Task statement:
Output the data below in full, character for character.

Data supplied:
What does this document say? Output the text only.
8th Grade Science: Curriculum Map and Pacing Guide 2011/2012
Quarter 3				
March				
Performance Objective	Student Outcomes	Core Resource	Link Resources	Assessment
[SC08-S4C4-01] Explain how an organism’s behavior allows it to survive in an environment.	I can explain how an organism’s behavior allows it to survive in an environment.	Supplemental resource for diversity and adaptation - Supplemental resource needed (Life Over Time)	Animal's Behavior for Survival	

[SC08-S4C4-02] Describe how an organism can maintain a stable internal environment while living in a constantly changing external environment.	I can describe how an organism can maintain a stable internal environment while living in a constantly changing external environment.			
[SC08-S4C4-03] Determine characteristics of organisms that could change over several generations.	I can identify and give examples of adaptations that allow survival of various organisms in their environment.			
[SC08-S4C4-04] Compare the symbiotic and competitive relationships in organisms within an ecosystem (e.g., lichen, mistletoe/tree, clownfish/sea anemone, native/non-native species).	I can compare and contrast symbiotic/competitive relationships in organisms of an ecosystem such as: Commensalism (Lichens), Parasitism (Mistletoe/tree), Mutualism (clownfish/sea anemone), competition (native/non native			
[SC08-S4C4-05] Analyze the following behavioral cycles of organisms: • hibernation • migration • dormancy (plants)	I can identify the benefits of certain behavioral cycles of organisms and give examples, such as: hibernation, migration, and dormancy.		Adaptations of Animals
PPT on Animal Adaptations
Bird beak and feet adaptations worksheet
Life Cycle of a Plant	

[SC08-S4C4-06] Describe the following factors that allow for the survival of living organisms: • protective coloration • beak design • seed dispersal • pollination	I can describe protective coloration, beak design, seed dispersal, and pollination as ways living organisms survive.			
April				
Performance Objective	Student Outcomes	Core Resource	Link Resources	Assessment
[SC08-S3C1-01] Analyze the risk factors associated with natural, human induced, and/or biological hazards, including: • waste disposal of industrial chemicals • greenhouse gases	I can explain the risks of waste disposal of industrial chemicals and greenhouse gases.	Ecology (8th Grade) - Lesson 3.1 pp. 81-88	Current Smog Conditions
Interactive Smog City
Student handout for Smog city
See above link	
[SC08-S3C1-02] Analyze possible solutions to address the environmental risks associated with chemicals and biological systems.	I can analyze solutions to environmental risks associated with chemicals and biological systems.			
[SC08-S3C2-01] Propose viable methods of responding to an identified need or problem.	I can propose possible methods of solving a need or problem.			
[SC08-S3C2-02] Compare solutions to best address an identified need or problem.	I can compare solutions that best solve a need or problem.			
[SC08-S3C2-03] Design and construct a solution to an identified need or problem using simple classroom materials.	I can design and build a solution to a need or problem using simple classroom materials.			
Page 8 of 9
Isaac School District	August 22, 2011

Response to the task:
What does this document say? Output the text only.
8th Grade Science: Curriculum Map and Pacing Guide 2011/2012
Quarter 3				
March				
Performance Objective	Student Outcomes	Core Resource	Link Resources	Assessment
[SC08-S4C4-01] Explain how an organism’s behavior allows it to survive in an environment.	I can explain how an organism’s behavior allows it to survive in an environment.	Supplemental resource for diversity and adaptation - Supplemental resource needed (Life Over Time)	Animal's Behavior for Survival	

[SC08-S4C4-02] Describe how an organism can maintain a stable internal environment while living in a constantly changing external environment.	I can describe how an organism can maintain a stable internal environment while living in a constantly changing external environment.			
[SC08-S4C4-03] Determine characteristics of organisms that could change over several generations.	I can identify and give examples of adaptations that allow survival of various organisms in their environment.			
[SC08-S4C4-04] Compare the symbiotic and competitive relationships in organisms within an ecosystem (e.g., lichen, mistletoe/tree, clownfish/sea anemone, native/non-native species).	I can compare and contrast symbiotic/competitive relationships in organisms of an ecosystem such as: Commensalism (Lichens), Parasitism (Mistletoe/tree), Mutualism (clownfish/sea anemone), competition (native/non native			
[SC08-S4C4-05] Analyze the following behavioral cycles of organisms: • hibernation • migration • dormancy (plants)	I can identify the benefits of certain behavioral cycles of organisms and give examples, such as: hibernation, migration, and dormancy.		Adaptations of Animals
PPT on Animal Adaptations
Bird beak and feet adaptations worksheet
Life Cycle of a Plant	

[SC08-S4C4-06] Describe the following factors that allow for the survival of living organisms: • protective coloration • beak design • seed dispersal • pollination	I can describe protective coloration, beak design, seed dispersal, and pollination as ways living organisms survive.			
April				
Performance Objective	Student Outcomes	Core Resource	Link Resources	Assessment
[SC08-S3C1-01] Analyze the risk factors associated with natural, human induced, and/or biological hazards, including: • waste disposal of industrial chemicals • greenhouse gases	I can explain the risks of waste disposal of industrial chemicals and greenhouse gases.	Ecology (8th Grade) - Lesson 3.1 pp. 81-88	Current Smog Conditions
Interactive Smog City
Student handout for Smog city
See above link	
[SC08-S3C1-02] Analyze possible solutions to address the environmental risks associated with chemicals and biological systems.	I can analyze solutions to environmental risks associated with chemicals and biological systems.			
[SC08-S3C2-01] Propose viable methods of responding to an identified need or problem.	I can propose possible methods of solving a need or problem.			
[SC08-S3C2-02] Compare solutions to best address an identified need or problem.	I can compare solutions that best solve a need or problem.			
[SC08-S3C2-03] Design and construct a solution to an identified need or problem using simple classroom materials.	I can design and build a solution to a need or problem using simple classroom materials.			
Page 8 of 9
Isaac School District	August 22, 2011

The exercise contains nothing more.